Exercise: Make an exact copy of the entries below.
__________________________________________________
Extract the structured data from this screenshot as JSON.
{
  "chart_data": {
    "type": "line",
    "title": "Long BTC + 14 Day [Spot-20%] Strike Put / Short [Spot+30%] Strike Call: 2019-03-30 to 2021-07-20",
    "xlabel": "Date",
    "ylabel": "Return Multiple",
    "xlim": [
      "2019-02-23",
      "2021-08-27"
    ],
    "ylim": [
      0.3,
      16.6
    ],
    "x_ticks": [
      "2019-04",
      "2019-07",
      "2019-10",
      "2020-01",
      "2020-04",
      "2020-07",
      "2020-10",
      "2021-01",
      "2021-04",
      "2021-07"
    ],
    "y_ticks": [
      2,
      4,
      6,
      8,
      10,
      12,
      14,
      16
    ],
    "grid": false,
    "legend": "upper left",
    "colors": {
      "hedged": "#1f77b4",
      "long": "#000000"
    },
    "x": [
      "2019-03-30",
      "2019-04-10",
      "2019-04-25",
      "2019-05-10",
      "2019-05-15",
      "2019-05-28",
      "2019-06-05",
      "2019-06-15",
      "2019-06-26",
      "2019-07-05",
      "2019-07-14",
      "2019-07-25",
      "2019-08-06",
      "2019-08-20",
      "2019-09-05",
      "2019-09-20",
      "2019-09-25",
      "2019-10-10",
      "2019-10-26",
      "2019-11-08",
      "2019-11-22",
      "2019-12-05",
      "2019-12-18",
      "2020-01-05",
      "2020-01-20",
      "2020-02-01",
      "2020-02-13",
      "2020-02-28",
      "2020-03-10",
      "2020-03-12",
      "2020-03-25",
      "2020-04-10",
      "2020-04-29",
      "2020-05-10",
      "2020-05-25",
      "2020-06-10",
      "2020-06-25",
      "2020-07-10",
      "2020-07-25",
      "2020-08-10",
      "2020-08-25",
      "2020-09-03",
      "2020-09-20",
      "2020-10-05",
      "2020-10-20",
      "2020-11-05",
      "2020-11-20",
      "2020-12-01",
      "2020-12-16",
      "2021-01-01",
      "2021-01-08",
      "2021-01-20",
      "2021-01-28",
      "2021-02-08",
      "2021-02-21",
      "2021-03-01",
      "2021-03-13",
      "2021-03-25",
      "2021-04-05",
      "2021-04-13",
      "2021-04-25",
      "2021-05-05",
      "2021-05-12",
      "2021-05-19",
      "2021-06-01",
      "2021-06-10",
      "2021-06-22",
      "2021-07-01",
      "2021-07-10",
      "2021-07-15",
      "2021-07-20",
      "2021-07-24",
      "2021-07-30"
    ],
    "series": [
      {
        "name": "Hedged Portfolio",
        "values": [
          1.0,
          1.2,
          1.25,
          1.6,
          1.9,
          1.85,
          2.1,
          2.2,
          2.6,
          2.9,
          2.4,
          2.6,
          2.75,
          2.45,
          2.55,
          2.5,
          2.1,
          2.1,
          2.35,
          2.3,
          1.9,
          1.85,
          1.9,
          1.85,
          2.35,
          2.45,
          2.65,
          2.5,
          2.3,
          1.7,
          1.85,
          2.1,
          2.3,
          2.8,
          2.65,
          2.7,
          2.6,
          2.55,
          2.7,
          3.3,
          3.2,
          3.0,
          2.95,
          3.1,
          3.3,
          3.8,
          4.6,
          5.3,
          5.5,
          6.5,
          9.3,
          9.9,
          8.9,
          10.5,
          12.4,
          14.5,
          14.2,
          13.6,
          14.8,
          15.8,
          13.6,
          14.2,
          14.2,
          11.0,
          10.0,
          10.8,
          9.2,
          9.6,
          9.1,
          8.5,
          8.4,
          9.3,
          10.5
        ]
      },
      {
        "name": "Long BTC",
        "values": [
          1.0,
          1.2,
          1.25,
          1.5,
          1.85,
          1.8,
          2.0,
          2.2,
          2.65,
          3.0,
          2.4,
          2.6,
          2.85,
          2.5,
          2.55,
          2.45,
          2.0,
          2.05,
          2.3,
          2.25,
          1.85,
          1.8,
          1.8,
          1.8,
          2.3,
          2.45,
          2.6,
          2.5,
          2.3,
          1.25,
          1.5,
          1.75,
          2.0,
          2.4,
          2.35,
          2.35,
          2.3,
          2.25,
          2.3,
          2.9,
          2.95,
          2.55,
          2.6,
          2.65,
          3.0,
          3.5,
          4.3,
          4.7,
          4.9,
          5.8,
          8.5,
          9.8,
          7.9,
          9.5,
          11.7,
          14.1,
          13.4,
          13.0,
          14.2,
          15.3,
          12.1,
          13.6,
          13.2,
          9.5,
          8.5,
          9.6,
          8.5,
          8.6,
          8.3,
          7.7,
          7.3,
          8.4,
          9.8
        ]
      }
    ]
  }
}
__________________________________________________
Complete answer:
Extract the structured data from this screenshot as JSON.
{
  "chart_data": {
    "type": "line",
    "title": "Long BTC + 14 Day [Spot-20%] Strike Put / Short [Spot+30%] Strike Call: 2019-03-30 to 2021-07-20",
    "xlabel": "Date",
    "ylabel": "Return Multiple",
    "xlim": [
      "2019-02-23",
      "2021-08-27"
    ],
    "ylim": [
      0.3,
      16.6
    ],
    "x_ticks": [
      "2019-04",
      "2019-07",
      "2019-10",
      "2020-01",
      "2020-04",
      "2020-07",
      "2020-10",
      "2021-01",
      "2021-04",
      "2021-07"
    ],
    "y_ticks": [
      2,
      4,
      6,
      8,
      10,
      12,
      14,
      16
    ],
    "grid": false,
    "legend": "upper left",
    "colors": {
      "hedged": "#1f77b4",
      "long": "#000000"
    },
    "x": [
      "2019-03-30",
      "2019-04-10",
      "2019-04-25",
      "2019-05-10",
      "2019-05-15",
      "2019-05-28",
      "2019-06-05",
      "2019-06-15",
      "2019-06-26",
      "2019-07-05",
      "2019-07-14",
      "2019-07-25",
      "2019-08-06",
      "2019-08-20",
      "2019-09-05",
      "2019-09-20",
      "2019-09-25",
      "2019-10-10",
      "2019-10-26",
      "2019-11-08",
      "2019-11-22",
      "2019-12-05",
      "2019-12-18",
      "2020-01-05",
      "2020-01-20",
      "2020-02-01",
      "2020-02-13",
      "2020-02-28",
      "2020-03-10",
      "2020-03-12",
      "2020-03-25",
      "2020-04-10",
      "2020-04-29",
      "2020-05-10",
      "2020-05-25",
      "2020-06-10",
      "2020-06-25",
      "2020-07-10",
      "2020-07-25",
      "2020-08-10",
      "2020-08-25",
      "2020-09-03",
      "2020-09-20",
      "2020-10-05",
      "2020-10-20",
      "2020-11-05",
      "2020-11-20",
      "2020-12-01",
      "2020-12-16",
      "2021-01-01",
      "2021-01-08",
      "2021-01-20",
      "2021-01-28",
      "2021-02-08",
      "2021-02-21",
      "2021-03-01",
      "2021-03-13",
      "2021-03-25",
      "2021-04-05",
      "2021-04-13",
      "2021-04-25",
      "2021-05-05",
      "2021-05-12",
      "2021-05-19",
      "2021-06-01",
      "2021-06-10",
      "2021-06-22",
      "2021-07-01",
      "2021-07-10",
      "2021-07-15",
      "2021-07-20",
      "2021-07-24",
      "2021-07-30"
    ],
    "series": [
      {
        "name": "Hedged Portfolio",
        "values": [
          1.0,
          1.2,
          1.25,
          1.6,
          1.9,
          1.85,
          2.1,
          2.2,
          2.6,
          2.9,
          2.4,
          2.6,
          2.75,
          2.45,
          2.55,
          2.5,
          2.1,
          2.1,
          2.35,
          2.3,
          1.9,
          1.85,
          1.9,
          1.85,
          2.35,
          2.45,
          2.65,
          2.5,
          2.3,
          1.7,
          1.85,
          2.1,
          2.3,
          2.8,
          2.65,
          2.7,
          2.6,
          2.55,
          2.7,
          3.3,
          3.2,
          3.0,
          2.95,
          3.1,
          3.3,
          3.8,
          4.6,
          5.3,
          5.5,
          6.5,
          9.3,
          9.9,
          8.9,
          10.5,
          12.4,
          14.5,
          14.2,
          13.6,
          14.8,
          15.8,
          13.6,
          14.2,
          14.2,
          11.0,
          10.0,
          10.8,
          9.2,
          9.6,
          9.1,
          8.5,
          8.4,
          9.3,
          10.5
        ]
      },
      {
        "name": "Long BTC",
        "values": [
          1.0,
          1.2,
          1.25,
          1.5,
          1.85,
          1.8,
          2.0,
          2.2,
          2.65,
          3.0,
          2.4,
          2.6,
          2.85,
          2.5,
          2.55,
          2.45,
          2.0,
          2.05,
          2.3,
          2.25,
          1.85,
          1.8,
          1.8,
          1.8,
          2.3,
          2.45,
          2.6,
          2.5,
          2.3,
          1.25,
          1.5,
          1.75,
          2.0,
          2.4,
          2.35,
          2.35,
          2.3,
          2.25,
          2.3,
          2.9,
          2.95,
          2.55,
          2.6,
          2.65,
          3.0,
          3.5,
          4.3,
          4.7,
          4.9,
          5.8,
          8.5,
          9.8,
          7.9,
          9.5,
          11.7,
          14.1,
          13.4,
          13.0,
          14.2,
          15.3,
          12.1,
          13.6,
          13.2,
          9.5,
          8.5,
          9.6,
          8.5,
          8.6,
          8.3,
          7.7,
          7.3,
          8.4,
          9.8
        ]
      }
    ]
  }
}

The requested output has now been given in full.